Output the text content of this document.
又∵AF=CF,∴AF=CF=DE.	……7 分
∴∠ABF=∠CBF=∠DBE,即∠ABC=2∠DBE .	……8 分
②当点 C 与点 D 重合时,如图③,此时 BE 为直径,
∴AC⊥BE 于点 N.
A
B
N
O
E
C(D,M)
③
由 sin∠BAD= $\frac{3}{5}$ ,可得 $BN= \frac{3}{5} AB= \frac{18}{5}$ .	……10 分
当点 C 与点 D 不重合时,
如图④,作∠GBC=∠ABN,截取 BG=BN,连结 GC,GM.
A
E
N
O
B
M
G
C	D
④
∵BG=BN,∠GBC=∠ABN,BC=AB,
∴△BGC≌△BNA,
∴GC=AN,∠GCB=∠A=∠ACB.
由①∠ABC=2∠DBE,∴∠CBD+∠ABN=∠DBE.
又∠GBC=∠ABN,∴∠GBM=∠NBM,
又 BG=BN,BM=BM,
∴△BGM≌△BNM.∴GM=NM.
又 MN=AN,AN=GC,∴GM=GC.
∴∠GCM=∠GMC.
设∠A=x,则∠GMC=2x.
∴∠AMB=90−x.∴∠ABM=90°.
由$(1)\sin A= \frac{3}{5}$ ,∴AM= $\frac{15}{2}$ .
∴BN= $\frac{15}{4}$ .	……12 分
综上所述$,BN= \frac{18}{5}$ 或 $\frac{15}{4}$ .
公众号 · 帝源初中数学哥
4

= What is required =
Repeat the data verbatim.

= Result of the exercise =
Output the text content of this document.
又∵AF=CF,∴AF=CF=DE.	……7 分
∴∠ABF=∠CBF=∠DBE,即∠ABC=2∠DBE .	……8 分
②当点 C 与点 D 重合时,如图③,此时 BE 为直径,
∴AC⊥BE 于点 N.
A
B
N
O
E
C(D,M)
③
由 sin∠BAD= $\frac{3}{5}$ ,可得 $BN= \frac{3}{5} AB= \frac{18}{5}$ .	……10 分
当点 C 与点 D 不重合时,
如图④,作∠GBC=∠ABN,截取 BG=BN,连结 GC,GM.
A
E
N
O
B
M
G
C	D
④
∵BG=BN,∠GBC=∠ABN,BC=AB,
∴△BGC≌△BNA,
∴GC=AN,∠GCB=∠A=∠ACB.
由①∠ABC=2∠DBE,∴∠CBD+∠ABN=∠DBE.
又∠GBC=∠ABN,∴∠GBM=∠NBM,
又 BG=BN,BM=BM,
∴△BGM≌△BNM.∴GM=NM.
又 MN=AN,AN=GC,∴GM=GC.
∴∠GCM=∠GMC.
设∠A=x,则∠GMC=2x.
∴∠AMB=90−x.∴∠ABM=90°.
由$(1)\sin A= \frac{3}{5}$ ,∴AM= $\frac{15}{2}$ .
∴BN= $\frac{15}{4}$ .	……12 分
综上所述$,BN= \frac{18}{5}$ 或 $\frac{15}{4}$ .
公众号 · 帝源初中数学哥
4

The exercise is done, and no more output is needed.